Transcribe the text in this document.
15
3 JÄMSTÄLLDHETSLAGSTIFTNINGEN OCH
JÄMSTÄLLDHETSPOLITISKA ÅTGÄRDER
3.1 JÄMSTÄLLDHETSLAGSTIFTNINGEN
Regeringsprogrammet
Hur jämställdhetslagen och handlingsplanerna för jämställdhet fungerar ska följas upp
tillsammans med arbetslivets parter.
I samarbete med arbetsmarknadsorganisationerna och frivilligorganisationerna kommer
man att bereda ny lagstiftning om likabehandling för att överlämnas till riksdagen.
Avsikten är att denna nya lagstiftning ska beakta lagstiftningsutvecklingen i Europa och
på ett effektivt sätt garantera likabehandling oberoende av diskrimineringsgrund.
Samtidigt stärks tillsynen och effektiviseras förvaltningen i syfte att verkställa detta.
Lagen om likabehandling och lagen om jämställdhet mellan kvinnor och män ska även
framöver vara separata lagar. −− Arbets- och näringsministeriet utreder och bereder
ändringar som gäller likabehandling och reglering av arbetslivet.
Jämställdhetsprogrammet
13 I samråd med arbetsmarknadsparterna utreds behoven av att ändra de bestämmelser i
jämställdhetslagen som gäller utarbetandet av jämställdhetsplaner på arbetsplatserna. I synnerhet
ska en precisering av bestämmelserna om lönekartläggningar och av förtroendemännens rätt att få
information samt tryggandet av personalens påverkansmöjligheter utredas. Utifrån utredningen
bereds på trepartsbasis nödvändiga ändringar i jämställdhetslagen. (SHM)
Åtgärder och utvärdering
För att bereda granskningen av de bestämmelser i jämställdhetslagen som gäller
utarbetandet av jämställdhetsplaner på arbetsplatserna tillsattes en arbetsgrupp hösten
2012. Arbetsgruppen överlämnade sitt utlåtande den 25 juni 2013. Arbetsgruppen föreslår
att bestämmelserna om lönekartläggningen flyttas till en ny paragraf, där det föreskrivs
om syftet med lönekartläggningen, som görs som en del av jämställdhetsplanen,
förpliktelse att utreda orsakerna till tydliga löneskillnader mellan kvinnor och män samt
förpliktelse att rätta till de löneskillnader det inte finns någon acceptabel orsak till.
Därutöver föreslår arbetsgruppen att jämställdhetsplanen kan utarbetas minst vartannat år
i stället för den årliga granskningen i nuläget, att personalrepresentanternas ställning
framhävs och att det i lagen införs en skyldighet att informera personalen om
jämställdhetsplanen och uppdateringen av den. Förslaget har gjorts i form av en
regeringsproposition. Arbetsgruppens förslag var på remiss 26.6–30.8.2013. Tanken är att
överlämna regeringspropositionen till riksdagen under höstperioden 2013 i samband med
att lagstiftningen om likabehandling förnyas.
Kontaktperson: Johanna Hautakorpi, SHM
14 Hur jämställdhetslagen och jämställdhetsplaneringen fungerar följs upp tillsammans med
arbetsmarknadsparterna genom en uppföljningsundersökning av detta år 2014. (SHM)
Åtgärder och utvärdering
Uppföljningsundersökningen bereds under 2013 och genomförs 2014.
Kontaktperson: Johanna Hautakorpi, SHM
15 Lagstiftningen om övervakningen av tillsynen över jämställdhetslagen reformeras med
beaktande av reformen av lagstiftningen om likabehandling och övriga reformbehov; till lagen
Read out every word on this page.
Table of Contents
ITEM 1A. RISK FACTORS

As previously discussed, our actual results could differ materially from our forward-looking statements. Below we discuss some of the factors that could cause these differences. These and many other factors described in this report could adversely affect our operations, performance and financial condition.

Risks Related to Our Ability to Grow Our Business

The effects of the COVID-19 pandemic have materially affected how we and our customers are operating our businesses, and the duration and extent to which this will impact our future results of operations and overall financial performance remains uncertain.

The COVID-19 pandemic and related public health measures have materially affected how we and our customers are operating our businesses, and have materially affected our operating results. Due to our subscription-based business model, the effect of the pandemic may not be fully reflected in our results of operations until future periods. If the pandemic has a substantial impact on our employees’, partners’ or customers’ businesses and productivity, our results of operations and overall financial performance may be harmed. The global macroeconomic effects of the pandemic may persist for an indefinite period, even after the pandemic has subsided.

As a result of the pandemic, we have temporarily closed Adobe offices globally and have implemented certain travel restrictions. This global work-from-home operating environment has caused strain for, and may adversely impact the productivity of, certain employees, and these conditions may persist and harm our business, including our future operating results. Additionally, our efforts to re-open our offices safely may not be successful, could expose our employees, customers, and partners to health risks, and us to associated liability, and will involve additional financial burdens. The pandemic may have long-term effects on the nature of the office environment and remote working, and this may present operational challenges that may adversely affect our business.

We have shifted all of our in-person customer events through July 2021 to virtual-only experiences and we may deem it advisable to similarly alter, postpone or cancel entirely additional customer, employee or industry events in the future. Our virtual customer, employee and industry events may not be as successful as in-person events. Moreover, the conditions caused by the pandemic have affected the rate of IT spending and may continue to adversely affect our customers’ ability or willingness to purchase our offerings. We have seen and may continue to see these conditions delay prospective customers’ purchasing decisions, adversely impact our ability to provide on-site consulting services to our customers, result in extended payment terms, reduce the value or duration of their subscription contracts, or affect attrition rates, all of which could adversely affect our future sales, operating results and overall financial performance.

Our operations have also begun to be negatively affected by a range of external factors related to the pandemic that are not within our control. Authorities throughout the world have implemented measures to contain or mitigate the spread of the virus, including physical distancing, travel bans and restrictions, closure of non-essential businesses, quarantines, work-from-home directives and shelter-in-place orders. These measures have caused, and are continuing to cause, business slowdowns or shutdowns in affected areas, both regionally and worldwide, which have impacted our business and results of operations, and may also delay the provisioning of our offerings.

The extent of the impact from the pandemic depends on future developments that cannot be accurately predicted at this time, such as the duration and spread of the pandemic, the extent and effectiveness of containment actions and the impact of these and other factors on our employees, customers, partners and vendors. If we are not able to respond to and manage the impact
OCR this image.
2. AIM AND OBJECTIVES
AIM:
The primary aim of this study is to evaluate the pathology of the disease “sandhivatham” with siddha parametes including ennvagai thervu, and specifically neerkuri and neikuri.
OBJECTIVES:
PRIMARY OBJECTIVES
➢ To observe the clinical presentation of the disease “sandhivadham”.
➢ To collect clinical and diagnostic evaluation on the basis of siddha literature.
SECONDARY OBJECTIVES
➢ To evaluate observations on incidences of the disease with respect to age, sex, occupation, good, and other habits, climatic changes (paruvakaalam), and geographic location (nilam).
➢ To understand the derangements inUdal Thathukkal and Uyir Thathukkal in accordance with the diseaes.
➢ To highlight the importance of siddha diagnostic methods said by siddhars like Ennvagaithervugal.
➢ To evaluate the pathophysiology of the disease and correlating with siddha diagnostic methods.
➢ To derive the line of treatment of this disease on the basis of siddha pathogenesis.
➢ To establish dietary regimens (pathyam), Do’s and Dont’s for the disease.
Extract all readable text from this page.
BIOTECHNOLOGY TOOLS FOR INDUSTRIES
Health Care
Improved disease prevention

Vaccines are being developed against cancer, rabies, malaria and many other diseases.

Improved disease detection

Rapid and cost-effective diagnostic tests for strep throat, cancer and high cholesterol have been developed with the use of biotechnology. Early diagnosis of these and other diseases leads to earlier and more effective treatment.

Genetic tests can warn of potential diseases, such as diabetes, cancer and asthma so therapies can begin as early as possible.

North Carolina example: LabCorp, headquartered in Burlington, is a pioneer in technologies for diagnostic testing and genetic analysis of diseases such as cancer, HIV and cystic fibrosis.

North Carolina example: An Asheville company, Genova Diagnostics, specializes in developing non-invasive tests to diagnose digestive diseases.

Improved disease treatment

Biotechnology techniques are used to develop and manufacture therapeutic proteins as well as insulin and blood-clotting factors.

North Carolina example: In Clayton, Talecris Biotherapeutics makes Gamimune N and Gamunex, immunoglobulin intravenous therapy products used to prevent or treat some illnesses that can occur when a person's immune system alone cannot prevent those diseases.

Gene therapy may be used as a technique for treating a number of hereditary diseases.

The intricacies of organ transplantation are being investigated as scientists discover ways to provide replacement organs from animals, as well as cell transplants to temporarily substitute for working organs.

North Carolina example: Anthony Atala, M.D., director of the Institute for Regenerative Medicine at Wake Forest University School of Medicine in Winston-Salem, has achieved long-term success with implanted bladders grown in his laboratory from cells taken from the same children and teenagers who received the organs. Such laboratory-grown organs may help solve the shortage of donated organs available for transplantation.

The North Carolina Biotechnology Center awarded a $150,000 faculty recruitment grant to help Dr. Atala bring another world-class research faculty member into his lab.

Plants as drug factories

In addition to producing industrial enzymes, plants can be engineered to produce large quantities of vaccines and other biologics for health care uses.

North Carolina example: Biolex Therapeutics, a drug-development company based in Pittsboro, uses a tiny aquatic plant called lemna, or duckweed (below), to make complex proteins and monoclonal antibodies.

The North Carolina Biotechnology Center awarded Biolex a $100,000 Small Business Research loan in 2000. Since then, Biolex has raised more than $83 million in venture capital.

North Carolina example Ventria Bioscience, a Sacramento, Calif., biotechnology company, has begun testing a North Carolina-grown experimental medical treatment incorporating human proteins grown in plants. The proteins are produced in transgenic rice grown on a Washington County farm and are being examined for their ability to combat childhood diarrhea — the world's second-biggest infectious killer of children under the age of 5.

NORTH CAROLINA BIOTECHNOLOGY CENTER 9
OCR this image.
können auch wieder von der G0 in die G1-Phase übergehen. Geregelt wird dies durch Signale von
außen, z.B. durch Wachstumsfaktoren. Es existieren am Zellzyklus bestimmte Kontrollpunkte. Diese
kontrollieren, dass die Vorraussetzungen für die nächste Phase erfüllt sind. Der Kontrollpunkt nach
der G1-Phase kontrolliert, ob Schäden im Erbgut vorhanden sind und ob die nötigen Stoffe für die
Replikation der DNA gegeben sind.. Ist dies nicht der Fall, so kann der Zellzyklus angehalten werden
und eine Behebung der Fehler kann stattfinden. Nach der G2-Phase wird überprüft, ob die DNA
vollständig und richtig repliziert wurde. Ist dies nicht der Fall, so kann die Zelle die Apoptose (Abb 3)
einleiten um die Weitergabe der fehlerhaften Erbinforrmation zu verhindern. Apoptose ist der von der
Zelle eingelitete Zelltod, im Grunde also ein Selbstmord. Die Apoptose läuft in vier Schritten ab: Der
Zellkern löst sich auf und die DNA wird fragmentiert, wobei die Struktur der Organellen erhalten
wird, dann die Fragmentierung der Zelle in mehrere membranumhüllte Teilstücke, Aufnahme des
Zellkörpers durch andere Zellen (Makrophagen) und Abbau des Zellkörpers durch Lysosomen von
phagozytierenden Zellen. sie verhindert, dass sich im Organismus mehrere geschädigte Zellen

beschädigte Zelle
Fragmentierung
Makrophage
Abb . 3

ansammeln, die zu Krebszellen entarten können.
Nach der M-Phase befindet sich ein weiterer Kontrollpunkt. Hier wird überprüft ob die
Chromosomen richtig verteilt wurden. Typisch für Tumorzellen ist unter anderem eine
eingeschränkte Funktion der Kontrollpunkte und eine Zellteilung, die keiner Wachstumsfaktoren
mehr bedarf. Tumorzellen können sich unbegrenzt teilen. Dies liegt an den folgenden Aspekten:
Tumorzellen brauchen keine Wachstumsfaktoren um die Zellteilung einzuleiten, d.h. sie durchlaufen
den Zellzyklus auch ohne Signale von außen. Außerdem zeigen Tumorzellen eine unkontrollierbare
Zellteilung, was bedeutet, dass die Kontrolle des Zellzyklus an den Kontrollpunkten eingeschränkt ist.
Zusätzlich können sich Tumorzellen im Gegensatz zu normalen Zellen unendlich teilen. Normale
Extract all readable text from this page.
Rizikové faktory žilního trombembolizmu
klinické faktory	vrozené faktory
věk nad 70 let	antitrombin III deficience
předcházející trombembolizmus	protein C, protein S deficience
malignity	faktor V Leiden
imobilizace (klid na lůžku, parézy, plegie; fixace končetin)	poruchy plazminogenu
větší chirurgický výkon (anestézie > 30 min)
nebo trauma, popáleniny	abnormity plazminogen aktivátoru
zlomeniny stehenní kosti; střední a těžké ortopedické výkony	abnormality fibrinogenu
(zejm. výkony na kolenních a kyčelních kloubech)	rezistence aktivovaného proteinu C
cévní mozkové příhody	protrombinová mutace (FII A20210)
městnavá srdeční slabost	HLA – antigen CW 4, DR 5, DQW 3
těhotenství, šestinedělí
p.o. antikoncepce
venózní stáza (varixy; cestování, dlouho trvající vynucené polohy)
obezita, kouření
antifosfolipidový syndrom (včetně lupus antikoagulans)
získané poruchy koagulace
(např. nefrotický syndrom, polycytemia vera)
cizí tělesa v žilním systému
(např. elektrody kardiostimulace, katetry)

_Work item_
Which lines of the records above hold the word "well"? Copy each one out.

_Final answer_
Biotechnology techniques are used to develop and manufacture therapeutic proteins as well as insulin and blood-clotting factors.
The intricacies of organ transplantation are being investigated as scientists discover ways to provide replacement organs from animals, as well as cell transplants to temporarily substitute for working organs.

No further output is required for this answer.